[Entries taken from a collection]
—————

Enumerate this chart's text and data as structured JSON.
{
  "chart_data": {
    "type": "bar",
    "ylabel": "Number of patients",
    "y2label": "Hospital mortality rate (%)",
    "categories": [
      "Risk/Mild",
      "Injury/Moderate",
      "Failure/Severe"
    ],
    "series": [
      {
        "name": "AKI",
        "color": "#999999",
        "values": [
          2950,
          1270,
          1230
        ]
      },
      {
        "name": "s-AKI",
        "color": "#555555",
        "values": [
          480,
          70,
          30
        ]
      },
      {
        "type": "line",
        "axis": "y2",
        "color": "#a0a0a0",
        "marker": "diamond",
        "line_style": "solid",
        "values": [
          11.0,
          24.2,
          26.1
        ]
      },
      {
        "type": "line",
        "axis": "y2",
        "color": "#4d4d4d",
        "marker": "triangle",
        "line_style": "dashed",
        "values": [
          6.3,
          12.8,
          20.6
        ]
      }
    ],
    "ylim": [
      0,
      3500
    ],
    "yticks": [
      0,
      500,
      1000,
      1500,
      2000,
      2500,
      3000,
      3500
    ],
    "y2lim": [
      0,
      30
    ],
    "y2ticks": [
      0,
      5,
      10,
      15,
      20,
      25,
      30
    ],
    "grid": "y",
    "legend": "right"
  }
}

—————

### Exercise directions
All entries above are to be transcribed verbatim.

### Solution below
Enumerate this chart's text and data as structured JSON.
{
  "chart_data": {
    "type": "bar",
    "ylabel": "Number of patients",
    "y2label": "Hospital mortality rate (%)",
    "categories": [
      "Risk/Mild",
      "Injury/Moderate",
      "Failure/Severe"
    ],
    "series": [
      {
        "name": "AKI",
        "color": "#999999",
        "values": [
          2950,
          1270,
          1230
        ]
      },
      {
        "name": "s-AKI",
        "color": "#555555",
        "values": [
          480,
          70,
          30
        ]
      },
      {
        "type": "line",
        "axis": "y2",
        "color": "#a0a0a0",
        "marker": "diamond",
        "line_style": "solid",
        "values": [
          11.0,
          24.2,
          26.1
        ]
      },
      {
        "type": "line",
        "axis": "y2",
        "color": "#4d4d4d",
        "marker": "triangle",
        "line_style": "dashed",
        "values": [
          6.3,
          12.8,
          20.6
        ]
      }
    ],
    "ylim": [
      0,
      3500
    ],
    "yticks": [
      0,
      500,
      1000,
      1500,
      2000,
      2500,
      3000,
      3500
    ],
    "y2lim": [
      0,
      30
    ],
    "y2ticks": [
      0,
      5,
      10,
      15,
      20,
      25,
      30
    ],
    "grid": "y",
    "legend": "right"
  }
}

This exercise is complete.